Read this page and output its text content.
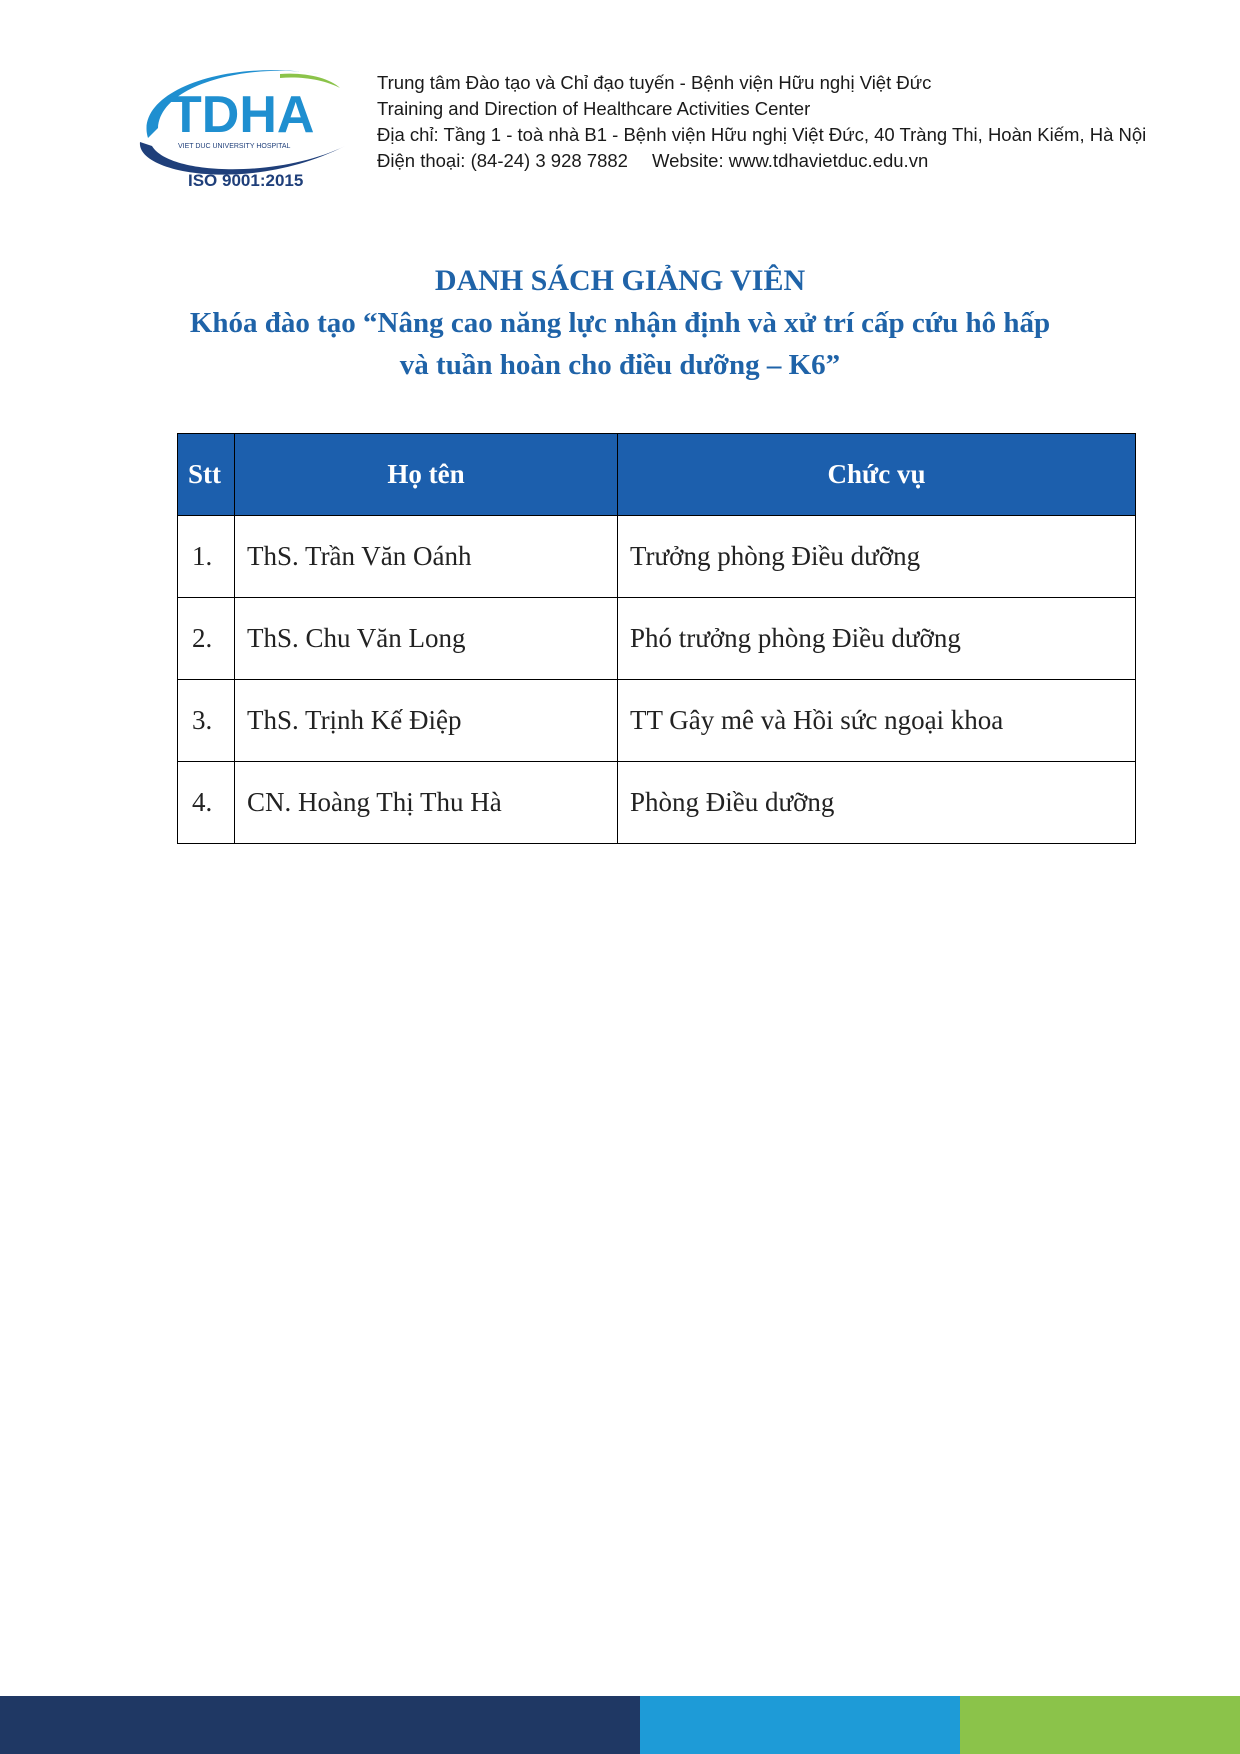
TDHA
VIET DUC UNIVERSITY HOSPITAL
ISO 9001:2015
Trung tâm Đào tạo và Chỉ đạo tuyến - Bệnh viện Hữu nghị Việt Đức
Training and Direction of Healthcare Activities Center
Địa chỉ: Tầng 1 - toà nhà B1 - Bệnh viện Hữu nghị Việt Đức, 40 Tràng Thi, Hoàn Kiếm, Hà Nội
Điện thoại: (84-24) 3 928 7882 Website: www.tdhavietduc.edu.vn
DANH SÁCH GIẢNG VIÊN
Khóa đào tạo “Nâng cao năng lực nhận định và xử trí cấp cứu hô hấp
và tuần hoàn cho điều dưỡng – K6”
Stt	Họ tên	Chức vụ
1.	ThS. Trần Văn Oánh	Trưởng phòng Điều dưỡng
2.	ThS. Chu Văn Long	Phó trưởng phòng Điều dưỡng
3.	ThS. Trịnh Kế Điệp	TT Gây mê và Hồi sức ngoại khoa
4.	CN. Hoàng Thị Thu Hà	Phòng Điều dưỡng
------------------------------------------------------------------------
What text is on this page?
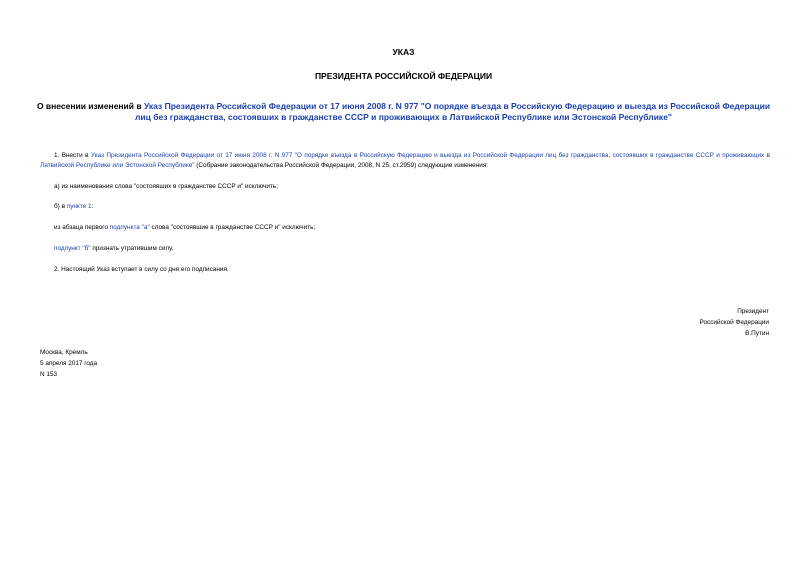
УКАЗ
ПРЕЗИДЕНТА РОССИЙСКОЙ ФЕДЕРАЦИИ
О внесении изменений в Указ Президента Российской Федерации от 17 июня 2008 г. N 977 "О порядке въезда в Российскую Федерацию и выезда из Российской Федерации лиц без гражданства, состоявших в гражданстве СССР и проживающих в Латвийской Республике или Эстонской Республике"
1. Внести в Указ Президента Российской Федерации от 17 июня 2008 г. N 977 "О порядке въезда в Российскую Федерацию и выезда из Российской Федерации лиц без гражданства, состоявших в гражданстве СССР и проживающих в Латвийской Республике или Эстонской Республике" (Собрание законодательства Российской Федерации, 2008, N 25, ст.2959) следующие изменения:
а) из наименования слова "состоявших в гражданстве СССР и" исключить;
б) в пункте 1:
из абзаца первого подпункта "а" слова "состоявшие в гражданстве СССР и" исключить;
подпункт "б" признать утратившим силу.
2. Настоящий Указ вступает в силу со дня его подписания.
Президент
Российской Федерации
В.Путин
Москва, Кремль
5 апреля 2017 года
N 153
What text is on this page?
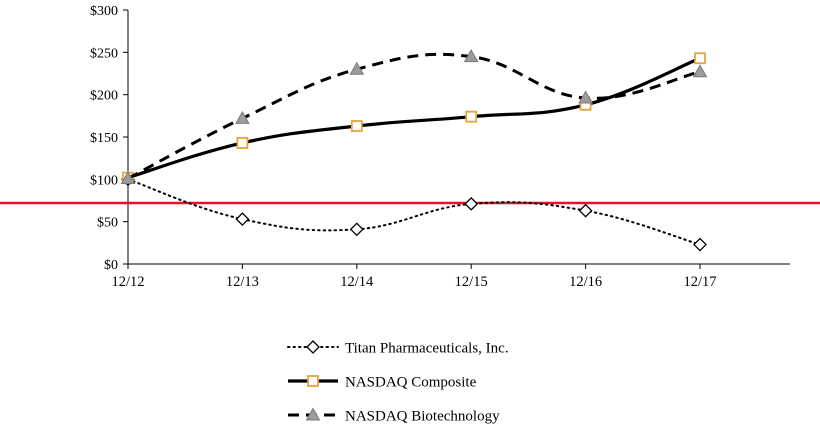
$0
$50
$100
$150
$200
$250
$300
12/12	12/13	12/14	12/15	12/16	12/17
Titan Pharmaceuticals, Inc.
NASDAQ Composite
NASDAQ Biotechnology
------------------------------------------------------------------------
> [Problem to work on]
Identify and extract each line of the listing that contains "СССР".

> [Complete answer]
О внесении изменений в Указ Президента Российской Федерации от 17 июня 2008 г. N 977 "О порядке въезда в Российскую Федерацию и выезда из Российской Федерации лиц без гражданства, состоявших в гражданстве СССР и проживающих в Латвийской Республике или Эстонской Республике"
1. Внести в Указ Президента Российской Федерации от 17 июня 2008 г. N 977 "О порядке въезда в Российскую Федерацию и выезда из Российской Федерации лиц без гражданства, состоявших в гражданстве СССР и проживающих в Латвийской Республике или Эстонской Республике" (Собрание законодательства Российской Федерации, 2008, N 25, ст.2959) следующие изменения:
а) из наименования слова "состоявших в гражданстве СССР и" исключить;
из абзаца первого подпункта "а" слова "состоявшие в гражданстве СССР и" исключить;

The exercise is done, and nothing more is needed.